◆ WHAT IS BEING ASKED: Find "Read out every word on this page." in the data below; transcribe the line it appears on and each line after it, exactly, to the end, and nothing else.

◆ TASK MATERIAL:

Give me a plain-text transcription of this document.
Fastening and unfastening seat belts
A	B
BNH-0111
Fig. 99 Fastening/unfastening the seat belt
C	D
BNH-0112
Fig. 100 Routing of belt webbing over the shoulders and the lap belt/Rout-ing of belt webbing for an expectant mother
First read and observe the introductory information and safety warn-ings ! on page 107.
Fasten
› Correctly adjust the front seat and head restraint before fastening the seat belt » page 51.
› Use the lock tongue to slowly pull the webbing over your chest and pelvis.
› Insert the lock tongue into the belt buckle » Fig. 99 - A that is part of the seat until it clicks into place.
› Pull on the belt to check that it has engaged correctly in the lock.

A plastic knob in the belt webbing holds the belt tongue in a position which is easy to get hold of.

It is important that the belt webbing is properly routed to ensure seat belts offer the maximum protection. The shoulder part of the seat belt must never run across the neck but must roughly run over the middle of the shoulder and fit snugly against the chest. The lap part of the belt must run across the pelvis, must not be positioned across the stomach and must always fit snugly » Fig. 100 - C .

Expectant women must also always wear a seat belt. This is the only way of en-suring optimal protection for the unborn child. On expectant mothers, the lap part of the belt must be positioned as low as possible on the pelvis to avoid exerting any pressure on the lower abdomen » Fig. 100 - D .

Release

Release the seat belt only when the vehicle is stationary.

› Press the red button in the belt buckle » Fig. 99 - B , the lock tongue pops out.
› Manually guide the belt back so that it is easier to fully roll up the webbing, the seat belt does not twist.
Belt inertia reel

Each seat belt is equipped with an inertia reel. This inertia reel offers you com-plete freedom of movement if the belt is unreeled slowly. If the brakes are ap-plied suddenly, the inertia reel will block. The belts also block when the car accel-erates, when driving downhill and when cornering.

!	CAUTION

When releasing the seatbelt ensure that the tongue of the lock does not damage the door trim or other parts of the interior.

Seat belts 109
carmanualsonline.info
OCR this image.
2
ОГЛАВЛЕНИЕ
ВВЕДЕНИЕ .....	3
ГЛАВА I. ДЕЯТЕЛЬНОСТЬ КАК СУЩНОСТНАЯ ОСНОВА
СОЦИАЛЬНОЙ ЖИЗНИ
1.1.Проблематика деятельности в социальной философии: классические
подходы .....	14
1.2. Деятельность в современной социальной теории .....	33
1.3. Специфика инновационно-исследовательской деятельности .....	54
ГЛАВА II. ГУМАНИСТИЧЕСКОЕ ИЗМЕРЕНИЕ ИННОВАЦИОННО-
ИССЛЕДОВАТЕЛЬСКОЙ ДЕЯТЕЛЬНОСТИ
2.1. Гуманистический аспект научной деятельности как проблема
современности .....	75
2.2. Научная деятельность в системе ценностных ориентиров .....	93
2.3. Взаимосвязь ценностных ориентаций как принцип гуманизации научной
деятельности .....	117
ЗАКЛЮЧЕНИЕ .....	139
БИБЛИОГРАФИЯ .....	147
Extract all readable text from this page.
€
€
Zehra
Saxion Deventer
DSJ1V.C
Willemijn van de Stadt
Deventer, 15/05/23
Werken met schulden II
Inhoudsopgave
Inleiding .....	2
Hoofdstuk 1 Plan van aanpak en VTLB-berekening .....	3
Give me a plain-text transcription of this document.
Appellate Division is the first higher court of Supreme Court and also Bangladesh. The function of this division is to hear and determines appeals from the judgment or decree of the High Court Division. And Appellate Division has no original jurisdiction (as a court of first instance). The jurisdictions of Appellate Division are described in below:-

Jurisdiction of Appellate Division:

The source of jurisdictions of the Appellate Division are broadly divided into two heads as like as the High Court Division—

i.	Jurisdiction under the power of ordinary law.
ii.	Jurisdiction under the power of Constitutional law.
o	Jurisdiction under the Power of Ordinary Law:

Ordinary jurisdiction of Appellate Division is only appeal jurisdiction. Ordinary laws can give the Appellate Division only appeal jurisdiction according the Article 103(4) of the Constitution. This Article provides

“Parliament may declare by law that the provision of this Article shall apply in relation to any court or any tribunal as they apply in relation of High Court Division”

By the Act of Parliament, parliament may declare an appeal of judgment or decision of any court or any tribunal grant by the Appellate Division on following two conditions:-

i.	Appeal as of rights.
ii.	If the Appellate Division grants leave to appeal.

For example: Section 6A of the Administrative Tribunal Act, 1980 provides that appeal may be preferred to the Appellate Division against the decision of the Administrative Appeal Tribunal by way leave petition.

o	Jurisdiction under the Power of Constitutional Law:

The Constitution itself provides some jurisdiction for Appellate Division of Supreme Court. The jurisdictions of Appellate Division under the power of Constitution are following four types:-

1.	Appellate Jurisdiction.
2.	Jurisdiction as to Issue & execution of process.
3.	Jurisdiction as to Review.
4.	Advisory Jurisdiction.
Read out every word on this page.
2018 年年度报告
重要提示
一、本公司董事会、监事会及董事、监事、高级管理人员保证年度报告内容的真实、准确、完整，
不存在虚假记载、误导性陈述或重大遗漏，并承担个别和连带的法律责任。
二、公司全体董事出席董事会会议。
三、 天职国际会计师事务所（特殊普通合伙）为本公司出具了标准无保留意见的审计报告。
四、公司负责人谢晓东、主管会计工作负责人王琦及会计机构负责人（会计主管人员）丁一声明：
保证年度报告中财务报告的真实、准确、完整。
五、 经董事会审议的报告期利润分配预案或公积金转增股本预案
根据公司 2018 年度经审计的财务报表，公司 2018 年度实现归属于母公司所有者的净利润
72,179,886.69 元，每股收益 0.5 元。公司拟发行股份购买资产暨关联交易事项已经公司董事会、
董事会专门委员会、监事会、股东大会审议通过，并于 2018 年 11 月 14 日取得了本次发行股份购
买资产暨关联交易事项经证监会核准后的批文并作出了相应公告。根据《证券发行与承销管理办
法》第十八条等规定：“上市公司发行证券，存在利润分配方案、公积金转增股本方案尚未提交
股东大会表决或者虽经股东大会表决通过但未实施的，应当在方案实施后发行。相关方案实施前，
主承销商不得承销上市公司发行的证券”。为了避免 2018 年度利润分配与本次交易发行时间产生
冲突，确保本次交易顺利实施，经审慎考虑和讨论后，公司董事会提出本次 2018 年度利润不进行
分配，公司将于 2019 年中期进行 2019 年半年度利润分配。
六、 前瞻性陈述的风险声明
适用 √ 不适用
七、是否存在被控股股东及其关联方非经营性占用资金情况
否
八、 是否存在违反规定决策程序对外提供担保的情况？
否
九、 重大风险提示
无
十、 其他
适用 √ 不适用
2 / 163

◆ FINISHED EXERCISE:
Read out every word on this page.
2018 年年度报告
重要提示
一、本公司董事会、监事会及董事、监事、高级管理人员保证年度报告内容的真实、准确、完整，
不存在虚假记载、误导性陈述或重大遗漏，并承担个别和连带的法律责任。
二、公司全体董事出席董事会会议。
三、 天职国际会计师事务所（特殊普通合伙）为本公司出具了标准无保留意见的审计报告。
四、公司负责人谢晓东、主管会计工作负责人王琦及会计机构负责人（会计主管人员）丁一声明：
保证年度报告中财务报告的真实、准确、完整。
五、 经董事会审议的报告期利润分配预案或公积金转增股本预案
根据公司 2018 年度经审计的财务报表，公司 2018 年度实现归属于母公司所有者的净利润
72,179,886.69 元，每股收益 0.5 元。公司拟发行股份购买资产暨关联交易事项已经公司董事会、
董事会专门委员会、监事会、股东大会审议通过，并于 2018 年 11 月 14 日取得了本次发行股份购
买资产暨关联交易事项经证监会核准后的批文并作出了相应公告。根据《证券发行与承销管理办
法》第十八条等规定：“上市公司发行证券，存在利润分配方案、公积金转增股本方案尚未提交
股东大会表决或者虽经股东大会表决通过但未实施的，应当在方案实施后发行。相关方案实施前，
主承销商不得承销上市公司发行的证券”。为了避免 2018 年度利润分配与本次交易发行时间产生
冲突，确保本次交易顺利实施，经审慎考虑和讨论后，公司董事会提出本次 2018 年度利润不进行
分配，公司将于 2019 年中期进行 2019 年半年度利润分配。
六、 前瞻性陈述的风险声明
适用 √ 不适用
七、是否存在被控股股东及其关联方非经营性占用资金情况
否
八、 是否存在违反规定决策程序对外提供担保的情况？
否
九、 重大风险提示
无
十、 其他
适用 √ 不适用
2 / 163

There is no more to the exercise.